Given request >>
Below, find each line holding "ijobiy" and state how many there are, using the number alone.
START
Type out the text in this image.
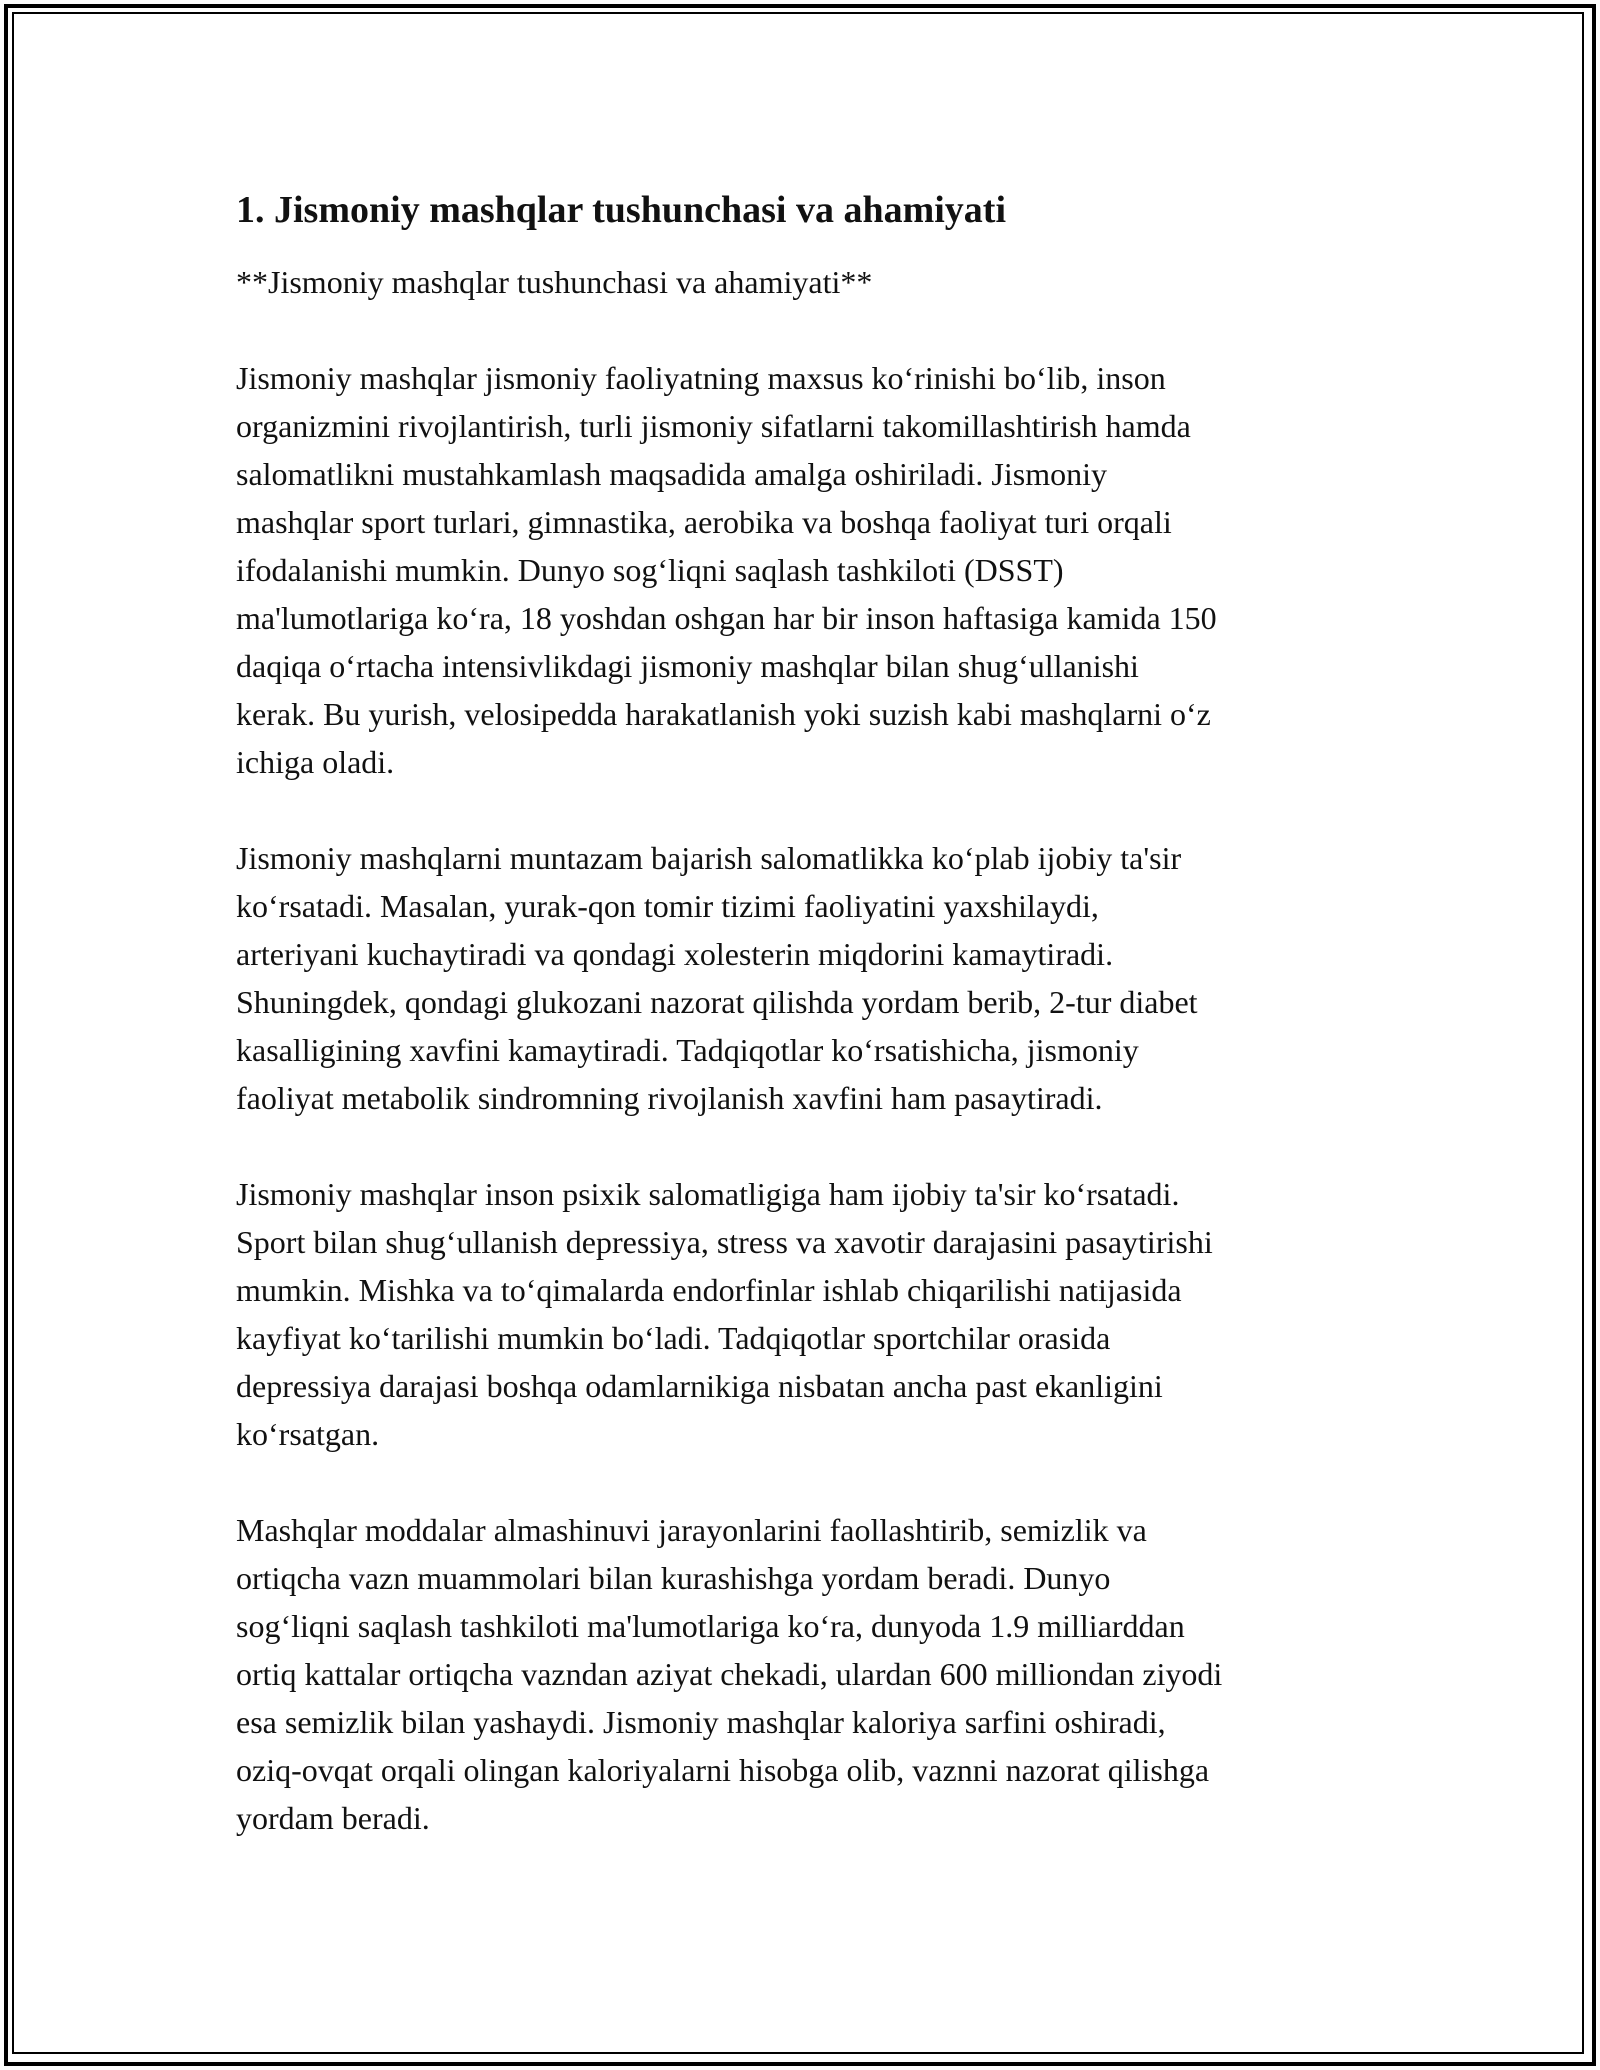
1. Jismoniy mashqlar tushunchasi va ahamiyati
**Jismoniy mashqlar tushunchasi va ahamiyati**
Jismoniy mashqlar jismoniy faoliyatning maxsus ko‘rinishi bo‘lib, inson
organizmini rivojlantirish, turli jismoniy sifatlarni takomillashtirish hamda
salomatlikni mustahkamlash maqsadida amalga oshiriladi. Jismoniy
mashqlar sport turlari, gimnastika, aerobika va boshqa faoliyat turi orqali
ifodalanishi mumkin. Dunyo sog‘liqni saqlash tashkiloti (DSST)
ma'lumotlariga ko‘ra, 18 yoshdan oshgan har bir inson haftasiga kamida 150
daqiqa o‘rtacha intensivlikdagi jismoniy mashqlar bilan shug‘ullanishi
kerak. Bu yurish, velosipedda harakatlanish yoki suzish kabi mashqlarni o‘z
ichiga oladi.
Jismoniy mashqlarni muntazam bajarish salomatlikka ko‘plab ijobiy ta'sir
ko‘rsatadi. Masalan, yurak-qon tomir tizimi faoliyatini yaxshilaydi,
arteriyani kuchaytiradi va qondagi xolesterin miqdorini kamaytiradi.
Shuningdek, qondagi glukozani nazorat qilishda yordam berib, 2-tur diabet
kasalligining xavfini kamaytiradi. Tadqiqotlar ko‘rsatishicha, jismoniy
faoliyat metabolik sindromning rivojlanish xavfini ham pasaytiradi.
Jismoniy mashqlar inson psixik salomatligiga ham ijobiy ta'sir ko‘rsatadi.
Sport bilan shug‘ullanish depressiya, stress va xavotir darajasini pasaytirishi
mumkin. Mishka va to‘qimalarda endorfinlar ishlab chiqarilishi natijasida
kayfiyat ko‘tarilishi mumkin bo‘ladi. Tadqiqotlar sportchilar orasida
depressiya darajasi boshqa odamlarnikiga nisbatan ancha past ekanligini
ko‘rsatgan.
Mashqlar moddalar almashinuvi jarayonlarini faollashtirib, semizlik va
ortiqcha vazn muammolari bilan kurashishga yordam beradi. Dunyo
sog‘liqni saqlash tashkiloti ma'lumotlariga ko‘ra, dunyoda 1.9 milliarddan
ortiq kattalar ortiqcha vazndan aziyat chekadi, ulardan 600 milliondan ziyodi
esa semizlik bilan yashaydi. Jismoniy mashqlar kaloriya sarfini oshiradi,
oziq-ovqat orqali olingan kaloriyalarni hisobga olib, vaznni nazorat qilishga
yordam beradi.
END
Written solution >>
2